Short task
Go through the entries and count the lines with the string "circle" in them. Give only that number.

Extracted records

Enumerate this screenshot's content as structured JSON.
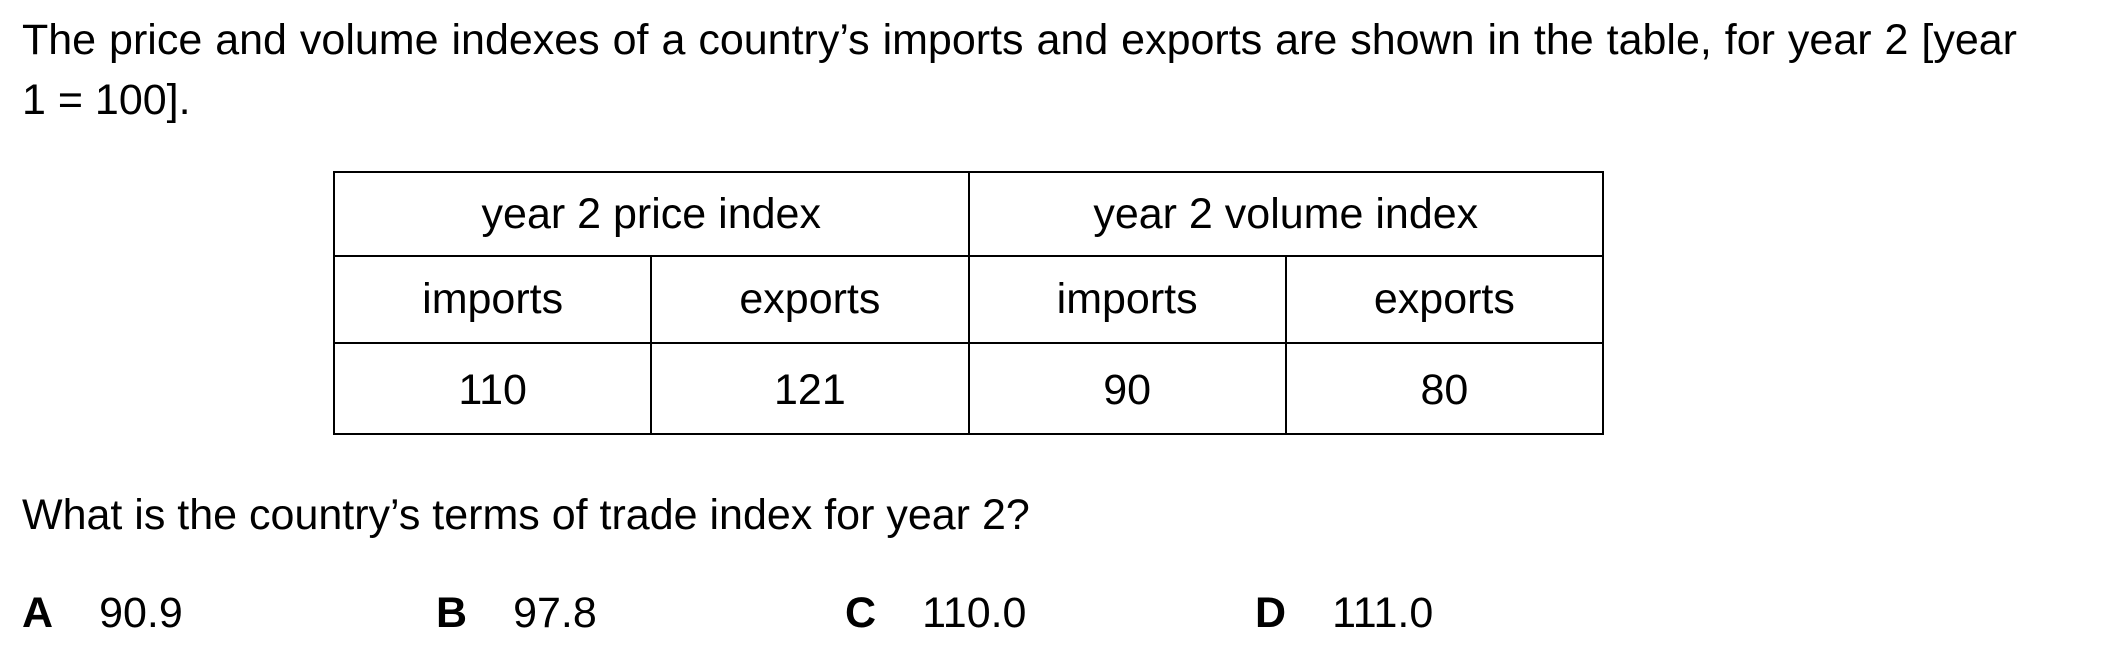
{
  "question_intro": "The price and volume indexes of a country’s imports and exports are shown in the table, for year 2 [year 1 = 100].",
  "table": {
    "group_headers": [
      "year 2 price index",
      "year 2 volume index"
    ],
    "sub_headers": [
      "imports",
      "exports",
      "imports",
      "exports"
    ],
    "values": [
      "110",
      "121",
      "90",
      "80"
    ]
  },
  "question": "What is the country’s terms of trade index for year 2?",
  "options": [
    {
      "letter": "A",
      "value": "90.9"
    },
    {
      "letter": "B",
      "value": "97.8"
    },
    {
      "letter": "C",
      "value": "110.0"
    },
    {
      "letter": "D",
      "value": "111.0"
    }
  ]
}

* * *

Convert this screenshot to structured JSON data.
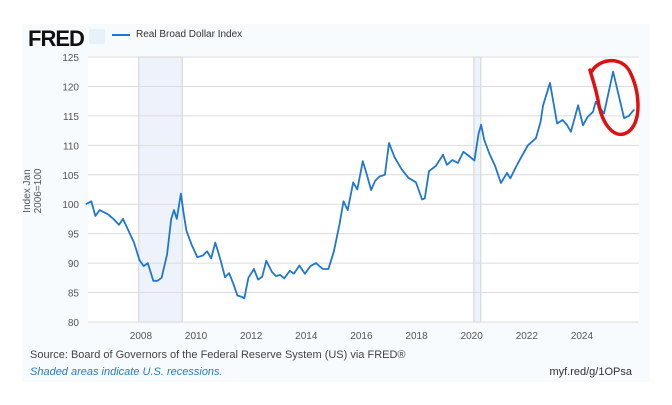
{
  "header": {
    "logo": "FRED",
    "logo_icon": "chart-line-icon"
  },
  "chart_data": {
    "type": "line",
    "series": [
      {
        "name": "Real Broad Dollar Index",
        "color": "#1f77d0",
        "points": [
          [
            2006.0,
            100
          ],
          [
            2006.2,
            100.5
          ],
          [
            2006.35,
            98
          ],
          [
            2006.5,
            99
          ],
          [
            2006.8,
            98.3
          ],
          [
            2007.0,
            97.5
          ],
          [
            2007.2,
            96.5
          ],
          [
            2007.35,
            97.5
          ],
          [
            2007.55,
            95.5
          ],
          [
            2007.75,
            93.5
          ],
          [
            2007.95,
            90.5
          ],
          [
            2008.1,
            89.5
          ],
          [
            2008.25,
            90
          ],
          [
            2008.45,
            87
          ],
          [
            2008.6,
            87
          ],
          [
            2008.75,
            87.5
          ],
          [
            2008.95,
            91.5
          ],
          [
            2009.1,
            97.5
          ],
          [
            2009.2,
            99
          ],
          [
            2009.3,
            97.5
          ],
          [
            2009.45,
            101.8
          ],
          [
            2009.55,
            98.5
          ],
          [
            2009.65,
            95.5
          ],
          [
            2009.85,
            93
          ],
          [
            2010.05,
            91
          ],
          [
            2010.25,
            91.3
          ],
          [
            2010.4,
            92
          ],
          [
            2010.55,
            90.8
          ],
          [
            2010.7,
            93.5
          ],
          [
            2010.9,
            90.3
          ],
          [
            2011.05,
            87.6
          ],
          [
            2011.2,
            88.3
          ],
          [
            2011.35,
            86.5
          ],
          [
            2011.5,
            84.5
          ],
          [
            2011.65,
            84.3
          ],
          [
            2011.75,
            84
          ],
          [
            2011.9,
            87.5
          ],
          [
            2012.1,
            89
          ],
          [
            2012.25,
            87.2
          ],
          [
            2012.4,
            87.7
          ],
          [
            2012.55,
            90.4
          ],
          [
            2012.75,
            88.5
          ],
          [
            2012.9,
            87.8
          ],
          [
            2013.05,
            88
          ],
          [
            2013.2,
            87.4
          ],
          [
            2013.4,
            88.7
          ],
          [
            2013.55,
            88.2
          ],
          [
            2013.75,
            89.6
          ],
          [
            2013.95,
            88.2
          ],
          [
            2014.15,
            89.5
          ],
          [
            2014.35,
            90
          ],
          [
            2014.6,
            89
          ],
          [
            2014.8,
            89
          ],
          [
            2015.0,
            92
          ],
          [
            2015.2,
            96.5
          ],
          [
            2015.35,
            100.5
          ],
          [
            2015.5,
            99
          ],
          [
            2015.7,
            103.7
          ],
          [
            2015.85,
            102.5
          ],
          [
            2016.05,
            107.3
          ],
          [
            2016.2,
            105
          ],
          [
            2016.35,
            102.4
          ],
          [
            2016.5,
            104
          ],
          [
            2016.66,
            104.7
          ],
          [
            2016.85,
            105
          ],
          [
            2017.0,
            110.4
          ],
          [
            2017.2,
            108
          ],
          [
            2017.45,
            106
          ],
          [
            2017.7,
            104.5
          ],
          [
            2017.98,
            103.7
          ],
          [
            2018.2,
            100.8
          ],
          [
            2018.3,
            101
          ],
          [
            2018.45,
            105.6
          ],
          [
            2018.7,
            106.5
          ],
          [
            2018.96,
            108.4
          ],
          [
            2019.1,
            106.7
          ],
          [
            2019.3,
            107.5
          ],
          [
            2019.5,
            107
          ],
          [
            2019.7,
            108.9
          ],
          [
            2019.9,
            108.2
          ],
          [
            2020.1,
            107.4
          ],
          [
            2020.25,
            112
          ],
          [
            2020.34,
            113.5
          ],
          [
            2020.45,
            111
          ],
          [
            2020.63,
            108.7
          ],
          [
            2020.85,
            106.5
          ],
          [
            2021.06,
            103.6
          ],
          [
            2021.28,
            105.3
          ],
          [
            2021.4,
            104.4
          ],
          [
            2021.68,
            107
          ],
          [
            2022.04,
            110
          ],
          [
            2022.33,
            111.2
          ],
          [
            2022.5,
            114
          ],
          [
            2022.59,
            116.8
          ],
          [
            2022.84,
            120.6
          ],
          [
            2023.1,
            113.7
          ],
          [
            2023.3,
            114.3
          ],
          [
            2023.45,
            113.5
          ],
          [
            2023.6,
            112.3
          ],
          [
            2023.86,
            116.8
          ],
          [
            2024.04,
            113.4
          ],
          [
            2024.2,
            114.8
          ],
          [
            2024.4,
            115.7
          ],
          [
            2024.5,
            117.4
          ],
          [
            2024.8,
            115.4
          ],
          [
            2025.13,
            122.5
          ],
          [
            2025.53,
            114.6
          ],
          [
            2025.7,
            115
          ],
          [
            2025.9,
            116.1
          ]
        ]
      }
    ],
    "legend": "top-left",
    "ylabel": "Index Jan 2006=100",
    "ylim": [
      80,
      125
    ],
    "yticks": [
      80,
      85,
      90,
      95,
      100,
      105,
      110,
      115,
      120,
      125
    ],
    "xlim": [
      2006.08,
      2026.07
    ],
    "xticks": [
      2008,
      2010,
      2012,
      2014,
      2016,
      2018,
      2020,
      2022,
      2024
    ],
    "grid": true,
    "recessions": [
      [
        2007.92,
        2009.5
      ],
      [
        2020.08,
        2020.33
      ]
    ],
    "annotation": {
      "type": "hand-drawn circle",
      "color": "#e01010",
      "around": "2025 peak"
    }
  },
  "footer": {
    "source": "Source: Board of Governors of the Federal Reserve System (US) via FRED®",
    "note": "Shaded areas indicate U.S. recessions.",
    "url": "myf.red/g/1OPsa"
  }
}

...

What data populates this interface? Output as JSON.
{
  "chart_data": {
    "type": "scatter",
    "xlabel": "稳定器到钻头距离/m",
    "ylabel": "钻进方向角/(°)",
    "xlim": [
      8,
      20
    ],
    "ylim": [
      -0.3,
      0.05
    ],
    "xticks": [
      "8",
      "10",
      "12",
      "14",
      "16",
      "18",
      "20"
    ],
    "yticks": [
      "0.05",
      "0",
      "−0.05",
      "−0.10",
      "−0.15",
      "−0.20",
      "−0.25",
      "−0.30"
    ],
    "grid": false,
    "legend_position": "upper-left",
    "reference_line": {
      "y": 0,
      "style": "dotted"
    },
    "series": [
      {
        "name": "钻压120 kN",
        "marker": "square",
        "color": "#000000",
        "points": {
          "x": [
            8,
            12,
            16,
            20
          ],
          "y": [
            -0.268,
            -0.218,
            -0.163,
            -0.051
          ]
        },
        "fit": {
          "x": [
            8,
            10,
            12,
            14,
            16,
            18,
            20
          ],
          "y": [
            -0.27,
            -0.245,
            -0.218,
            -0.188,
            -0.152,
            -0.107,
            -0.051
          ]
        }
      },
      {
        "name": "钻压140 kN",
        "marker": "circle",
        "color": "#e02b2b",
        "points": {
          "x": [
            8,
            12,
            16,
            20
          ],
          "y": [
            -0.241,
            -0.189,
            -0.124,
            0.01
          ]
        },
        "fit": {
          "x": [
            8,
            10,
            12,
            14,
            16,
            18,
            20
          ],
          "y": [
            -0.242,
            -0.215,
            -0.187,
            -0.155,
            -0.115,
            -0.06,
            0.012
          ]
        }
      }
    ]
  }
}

Result below
2